▶ _What is being asked_
The records below must be transcribed exactly. Do not include the pictures.

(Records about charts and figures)
-.-.-
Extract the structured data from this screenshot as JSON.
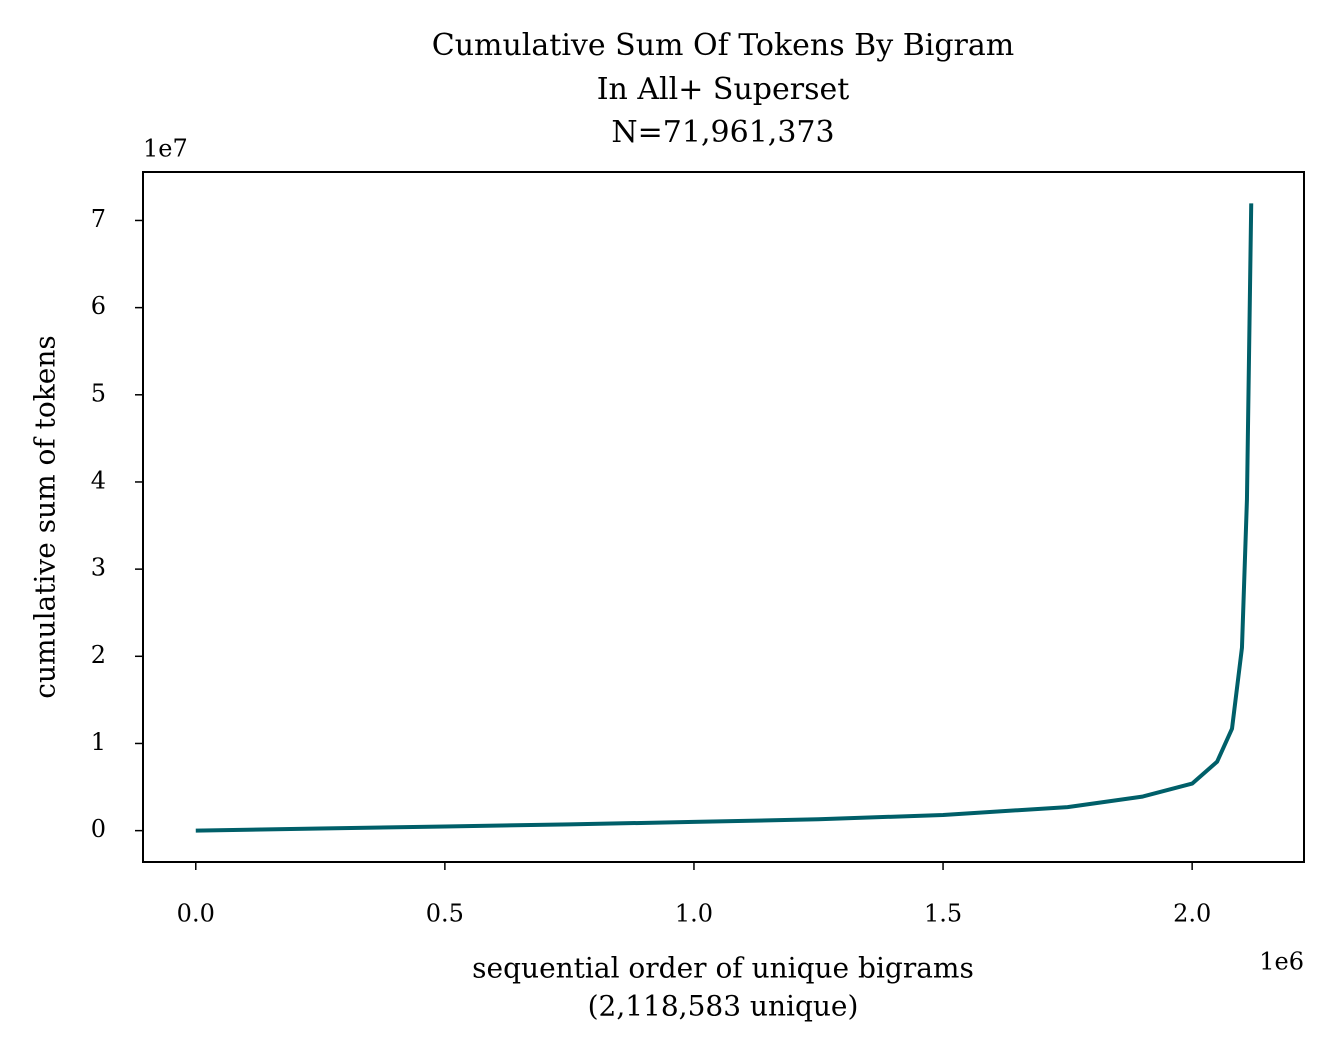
{
  "chart_data": {
    "type": "line",
    "title": [
      "Cumulative Sum Of Tokens By Bigram",
      "In All+ Superset",
      "N=71,961,373"
    ],
    "xlabel": [
      "sequential order of unique bigrams",
      "(2,118,583 unique)"
    ],
    "ylabel": "cumulative sum of tokens",
    "x_offset_label": "1e6",
    "y_offset_label": "1e7",
    "color": "#005f69",
    "x": [
      0,
      250000,
      500000,
      750000,
      1000000,
      1250000,
      1500000,
      1750000,
      1900000,
      2000000,
      2050000,
      2080000,
      2100000,
      2110000,
      2118583
    ],
    "values": [
      0,
      250000,
      480000,
      720000,
      1000000,
      1300000,
      1800000,
      2700000,
      3900000,
      5400000,
      7900000,
      11700000,
      21000000,
      38000000,
      71961373
    ],
    "xlim": [
      -105929,
      2224512
    ],
    "ylim": [
      -3598069,
      75559442
    ],
    "xticks": [
      {
        "value": 0,
        "label": "0.0"
      },
      {
        "value": 500000,
        "label": "0.5"
      },
      {
        "value": 1000000,
        "label": "1.0"
      },
      {
        "value": 1500000,
        "label": "1.5"
      },
      {
        "value": 2000000,
        "label": "2.0"
      }
    ],
    "yticks": [
      {
        "value": 0,
        "label": "0"
      },
      {
        "value": 10000000,
        "label": "1"
      },
      {
        "value": 20000000,
        "label": "2"
      },
      {
        "value": 30000000,
        "label": "3"
      },
      {
        "value": 40000000,
        "label": "4"
      },
      {
        "value": 50000000,
        "label": "5"
      },
      {
        "value": 60000000,
        "label": "6"
      },
      {
        "value": 70000000,
        "label": "7"
      }
    ]
  }
}
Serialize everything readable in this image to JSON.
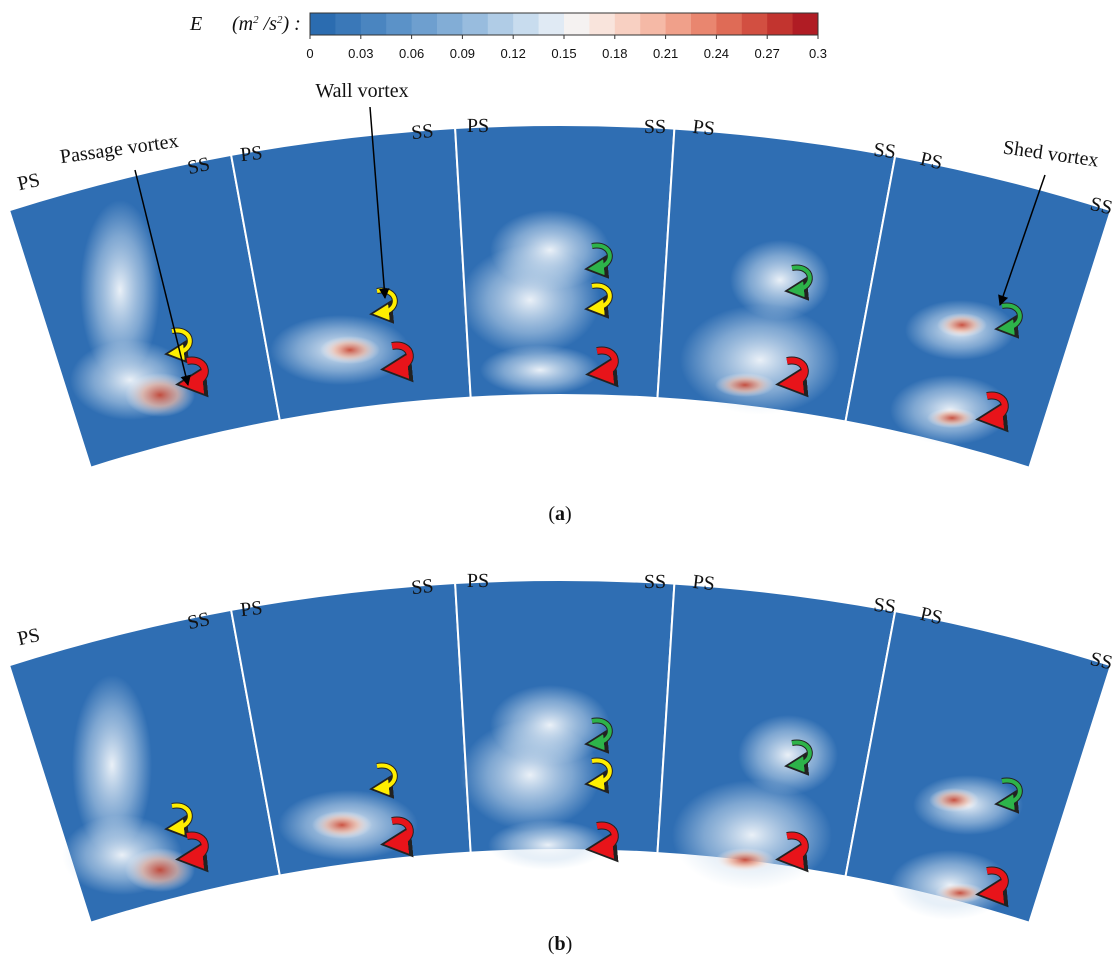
{
  "colorbar": {
    "symbol": "E",
    "unit_parts": [
      "(m",
      "2",
      " /s",
      "2",
      ") :"
    ],
    "range": [
      0,
      0.3
    ],
    "ticks": [
      0,
      0.03,
      0.06,
      0.09,
      0.12,
      0.15,
      0.18,
      0.21,
      0.24,
      0.27,
      0.3
    ],
    "colors": [
      "#2b6cb0",
      "#3a78b8",
      "#4a85c0",
      "#5b92c8",
      "#6e9fcf",
      "#82add6",
      "#98bcde",
      "#b0cce6",
      "#c8dcee",
      "#e0eaf4",
      "#f5f2f1",
      "#f9e4dc",
      "#f8d0c2",
      "#f5b9a6",
      "#f0a08a",
      "#e9866f",
      "#df6b56",
      "#d24f41",
      "#c2342f",
      "#b01c24"
    ]
  },
  "panels": [
    {
      "caption_parts": [
        "(",
        "a",
        ")"
      ],
      "sector_labels": [
        "PS",
        "SS",
        "PS",
        "SS",
        "PS",
        "SS",
        "PS",
        "SS",
        "PS",
        "SS"
      ],
      "annotations": [
        "Passage vortex",
        "Wall vortex",
        "Shed vortex"
      ]
    },
    {
      "caption_parts": [
        "(",
        "b",
        ")"
      ],
      "sector_labels": [
        "PS",
        "SS",
        "PS",
        "SS",
        "PS",
        "SS",
        "PS",
        "SS",
        "PS",
        "SS"
      ]
    }
  ]
}
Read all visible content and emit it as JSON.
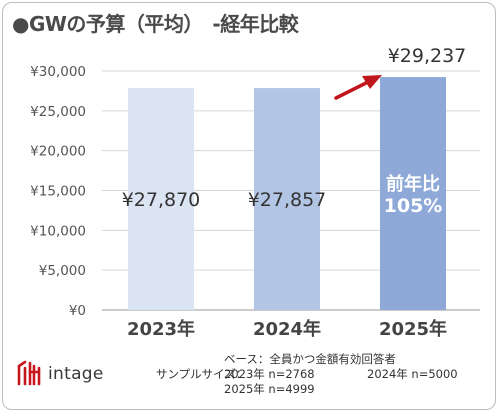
{
  "title": "●GWの予算（平均）　-経年比較",
  "brand": {
    "logo_text": "intage",
    "logo_color": "#c8161d"
  },
  "notes": {
    "base": "ベース：全員かつ金額有効回答者",
    "sample_label": "サンプルサイズ：",
    "sample_2023": "2023年 n=2768",
    "sample_2024": "2024年 n=5000",
    "sample_2025": "2025年 n=4999"
  },
  "chart_data": {
    "type": "bar",
    "categories": [
      "2023年",
      "2024年",
      "2025年"
    ],
    "values": [
      27870,
      27857,
      29237
    ],
    "bar_labels": [
      "¥27,870",
      "¥27,857",
      "¥29,237"
    ],
    "bar_colors": [
      "#dbe4f3",
      "#b3c5e4",
      "#8ea9d8"
    ],
    "ylim": [
      0,
      30000
    ],
    "yticks": [
      0,
      5000,
      10000,
      15000,
      20000,
      25000,
      30000
    ],
    "ytick_labels": [
      "¥0",
      "¥5,000",
      "¥10,000",
      "¥15,000",
      "¥20,000",
      "¥25,000",
      "¥30,000"
    ],
    "grid": true,
    "annotation": {
      "line1": "前年比",
      "line2": "105%",
      "color": "#ffffff"
    },
    "arrow_color": "#c0161d"
  }
}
-.-.-
▶ _Reply_
Extract the structured data from this screenshot as JSON.
{
  "chart_data": {
    "type": "line",
    "title": [
      "Cumulative Sum Of Tokens By Bigram",
      "In All+ Superset",
      "N=71,961,373"
    ],
    "xlabel": [
      "sequential order of unique bigrams",
      "(2,118,583 unique)"
    ],
    "ylabel": "cumulative sum of tokens",
    "x_offset_label": "1e6",
    "y_offset_label": "1e7",
    "color": "#005f69",
    "x": [
      0,
      250000,
      500000,
      750000,
      1000000,
      1250000,
      1500000,
      1750000,
      1900000,
      2000000,
      2050000,
      2080000,
      2100000,
      2110000,
      2118583
    ],
    "values": [
      0,
      250000,
      480000,
      720000,
      1000000,
      1300000,
      1800000,
      2700000,
      3900000,
      5400000,
      7900000,
      11700000,
      21000000,
      38000000,
      71961373
    ],
    "xlim": [
      -105929,
      2224512
    ],
    "ylim": [
      -3598069,
      75559442
    ],
    "xticks": [
      {
        "value": 0,
        "label": "0.0"
      },
      {
        "value": 500000,
        "label": "0.5"
      },
      {
        "value": 1000000,
        "label": "1.0"
      },
      {
        "value": 1500000,
        "label": "1.5"
      },
      {
        "value": 2000000,
        "label": "2.0"
      }
    ],
    "yticks": [
      {
        "value": 0,
        "label": "0"
      },
      {
        "value": 10000000,
        "label": "1"
      },
      {
        "value": 20000000,
        "label": "2"
      },
      {
        "value": 30000000,
        "label": "3"
      },
      {
        "value": 40000000,
        "label": "4"
      },
      {
        "value": 50000000,
        "label": "5"
      },
      {
        "value": 60000000,
        "label": "6"
      },
      {
        "value": 70000000,
        "label": "7"
      }
    ]
  }
}
Serialize everything readable in this image to JSON.
{
  "colorbar": {
    "symbol": "E",
    "unit_parts": [
      "(m",
      "2",
      " /s",
      "2",
      ") :"
    ],
    "range": [
      0,
      0.3
    ],
    "ticks": [
      0,
      0.03,
      0.06,
      0.09,
      0.12,
      0.15,
      0.18,
      0.21,
      0.24,
      0.27,
      0.3
    ],
    "colors": [
      "#2b6cb0",
      "#3a78b8",
      "#4a85c0",
      "#5b92c8",
      "#6e9fcf",
      "#82add6",
      "#98bcde",
      "#b0cce6",
      "#c8dcee",
      "#e0eaf4",
      "#f5f2f1",
      "#f9e4dc",
      "#f8d0c2",
      "#f5b9a6",
      "#f0a08a",
      "#e9866f",
      "#df6b56",
      "#d24f41",
      "#c2342f",
      "#b01c24"
    ]
  },
  "panels": [
    {
      "caption_parts": [
        "(",
        "a",
        ")"
      ],
      "sector_labels": [
        "PS",
        "SS",
        "PS",
        "SS",
        "PS",
        "SS",
        "PS",
        "SS",
        "PS",
        "SS"
      ],
      "annotations": [
        "Passage vortex",
        "Wall vortex",
        "Shed vortex"
      ]
    },
    {
      "caption_parts": [
        "(",
        "b",
        ")"
      ],
      "sector_labels": [
        "PS",
        "SS",
        "PS",
        "SS",
        "PS",
        "SS",
        "PS",
        "SS",
        "PS",
        "SS"
      ]
    }
  ]
}
Read all visible content and emit it as JSON.
{
  "title": "●GWの予算（平均）　-経年比較",
  "brand": {
    "logo_text": "intage",
    "logo_color": "#c8161d"
  },
  "notes": {
    "base": "ベース：全員かつ金額有効回答者",
    "sample_label": "サンプルサイズ：",
    "sample_2023": "2023年 n=2768",
    "sample_2024": "2024年 n=5000",
    "sample_2025": "2025年 n=4999"
  },
  "chart_data": {
    "type": "bar",
    "categories": [
      "2023年",
      "2024年",
      "2025年"
    ],
    "values": [
      27870,
      27857,
      29237
    ],
    "bar_labels": [
      "¥27,870",
      "¥27,857",
      "¥29,237"
    ],
    "bar_colors": [
      "#dbe4f3",
      "#b3c5e4",
      "#8ea9d8"
    ],
    "ylim": [
      0,
      30000
    ],
    "yticks": [
      0,
      5000,
      10000,
      15000,
      20000,
      25000,
      30000
    ],
    "ytick_labels": [
      "¥0",
      "¥5,000",
      "¥10,000",
      "¥15,000",
      "¥20,000",
      "¥25,000",
      "¥30,000"
    ],
    "grid": true,
    "annotation": {
      "line1": "前年比",
      "line2": "105%",
      "color": "#ffffff"
    },
    "arrow_color": "#c0161d"
  }
}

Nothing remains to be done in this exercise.